Rows from a figure dataset

------------------------------------

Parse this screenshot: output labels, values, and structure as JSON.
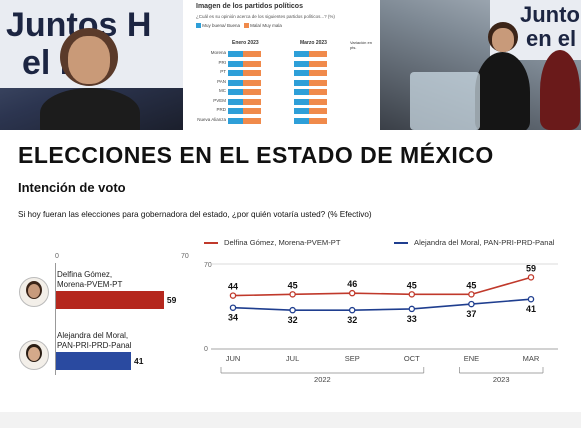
{
  "photos": {
    "left_banner_line1": "Juntos H",
    "left_banner_line2": "el Es",
    "right_banner_line1": "Junto",
    "right_banner_line2": "en el"
  },
  "inset": {
    "title": "Imagen de los partidos políticos",
    "subtitle": "¿Cuál es su opinión acerca de los siguientes partidos políticos...? (%)",
    "legend_good": "Muy buena/ Buena",
    "legend_bad": "Mala/ Muy mala",
    "col1": "Enero 2023",
    "col2": "Marzo 2023",
    "col3": "Variación en pts.",
    "parties": [
      "Morena",
      "PRI",
      "PT",
      "PAN",
      "MC",
      "PVEM",
      "PRD",
      "Nueva Alianza"
    ],
    "colors": {
      "good": "#2e9fd8",
      "bad": "#f08a4b"
    }
  },
  "headline": "ELECCIONES EN EL ESTADO DE MÉXICO",
  "section_title": "Intención de voto",
  "question": "Si hoy fueran las elecciones para gobernadora del estado, ¿por quién votaría usted? (% Efectivo)",
  "chart_data": [
    {
      "type": "bar",
      "orientation": "horizontal",
      "xlim": [
        0,
        70
      ],
      "ticks": [
        "0",
        "70"
      ],
      "categories": [
        "Delfina Gómez, Morena-PVEM-PT",
        "Alejandra del Moral, PAN-PRI-PRD-Panal"
      ],
      "labels": [
        [
          "Delfina Gómez,",
          "Morena-PVEM-PT"
        ],
        [
          "Alejandra del Moral,",
          "PAN-PRI-PRD-Panal"
        ]
      ],
      "values": [
        59,
        41
      ],
      "colors": [
        "#b5271d",
        "#2a4aa0"
      ]
    },
    {
      "type": "line",
      "x": [
        "JUN",
        "JUL",
        "SEP",
        "OCT",
        "ENE",
        "MAR"
      ],
      "year_groups": [
        {
          "label": "2022",
          "span": 4
        },
        {
          "label": "2023",
          "span": 2
        }
      ],
      "ylim": [
        0,
        70
      ],
      "yticks": [
        "0",
        "70"
      ],
      "series": [
        {
          "name": "Delfina Gómez, Morena-PVEM-PT",
          "values": [
            44,
            45,
            46,
            45,
            45,
            59
          ],
          "color": "#c0392b"
        },
        {
          "name": "Alejandra del Moral, PAN-PRI-PRD-Panal",
          "values": [
            34,
            32,
            32,
            33,
            37,
            41
          ],
          "color": "#1f3e8f"
        }
      ],
      "grid": true
    }
  ]
}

------------------------------------

- REQUEST: Repeat the records above verbatim, with no pictures in the result.

- REPLY TO THE TASK:
Parse this screenshot: output labels, values, and structure as JSON.
{
  "photos": {
    "left_banner_line1": "Juntos H",
    "left_banner_line2": "el Es",
    "right_banner_line1": "Junto",
    "right_banner_line2": "en el"
  },
  "inset": {
    "title": "Imagen de los partidos políticos",
    "subtitle": "¿Cuál es su opinión acerca de los siguientes partidos políticos...? (%)",
    "legend_good": "Muy buena/ Buena",
    "legend_bad": "Mala/ Muy mala",
    "col1": "Enero 2023",
    "col2": "Marzo 2023",
    "col3": "Variación en pts.",
    "parties": [
      "Morena",
      "PRI",
      "PT",
      "PAN",
      "MC",
      "PVEM",
      "PRD",
      "Nueva Alianza"
    ],
    "colors": {
      "good": "#2e9fd8",
      "bad": "#f08a4b"
    }
  },
  "headline": "ELECCIONES EN EL ESTADO DE MÉXICO",
  "section_title": "Intención de voto",
  "question": "Si hoy fueran las elecciones para gobernadora del estado, ¿por quién votaría usted? (% Efectivo)",
  "chart_data": [
    {
      "type": "bar",
      "orientation": "horizontal",
      "xlim": [
        0,
        70
      ],
      "ticks": [
        "0",
        "70"
      ],
      "categories": [
        "Delfina Gómez, Morena-PVEM-PT",
        "Alejandra del Moral, PAN-PRI-PRD-Panal"
      ],
      "labels": [
        [
          "Delfina Gómez,",
          "Morena-PVEM-PT"
        ],
        [
          "Alejandra del Moral,",
          "PAN-PRI-PRD-Panal"
        ]
      ],
      "values": [
        59,
        41
      ],
      "colors": [
        "#b5271d",
        "#2a4aa0"
      ]
    },
    {
      "type": "line",
      "x": [
        "JUN",
        "JUL",
        "SEP",
        "OCT",
        "ENE",
        "MAR"
      ],
      "year_groups": [
        {
          "label": "2022",
          "span": 4
        },
        {
          "label": "2023",
          "span": 2
        }
      ],
      "ylim": [
        0,
        70
      ],
      "yticks": [
        "0",
        "70"
      ],
      "series": [
        {
          "name": "Delfina Gómez, Morena-PVEM-PT",
          "values": [
            44,
            45,
            46,
            45,
            45,
            59
          ],
          "color": "#c0392b"
        },
        {
          "name": "Alejandra del Moral, PAN-PRI-PRD-Panal",
          "values": [
            34,
            32,
            32,
            33,
            37,
            41
          ],
          "color": "#1f3e8f"
        }
      ],
      "grid": true
    }
  ]
}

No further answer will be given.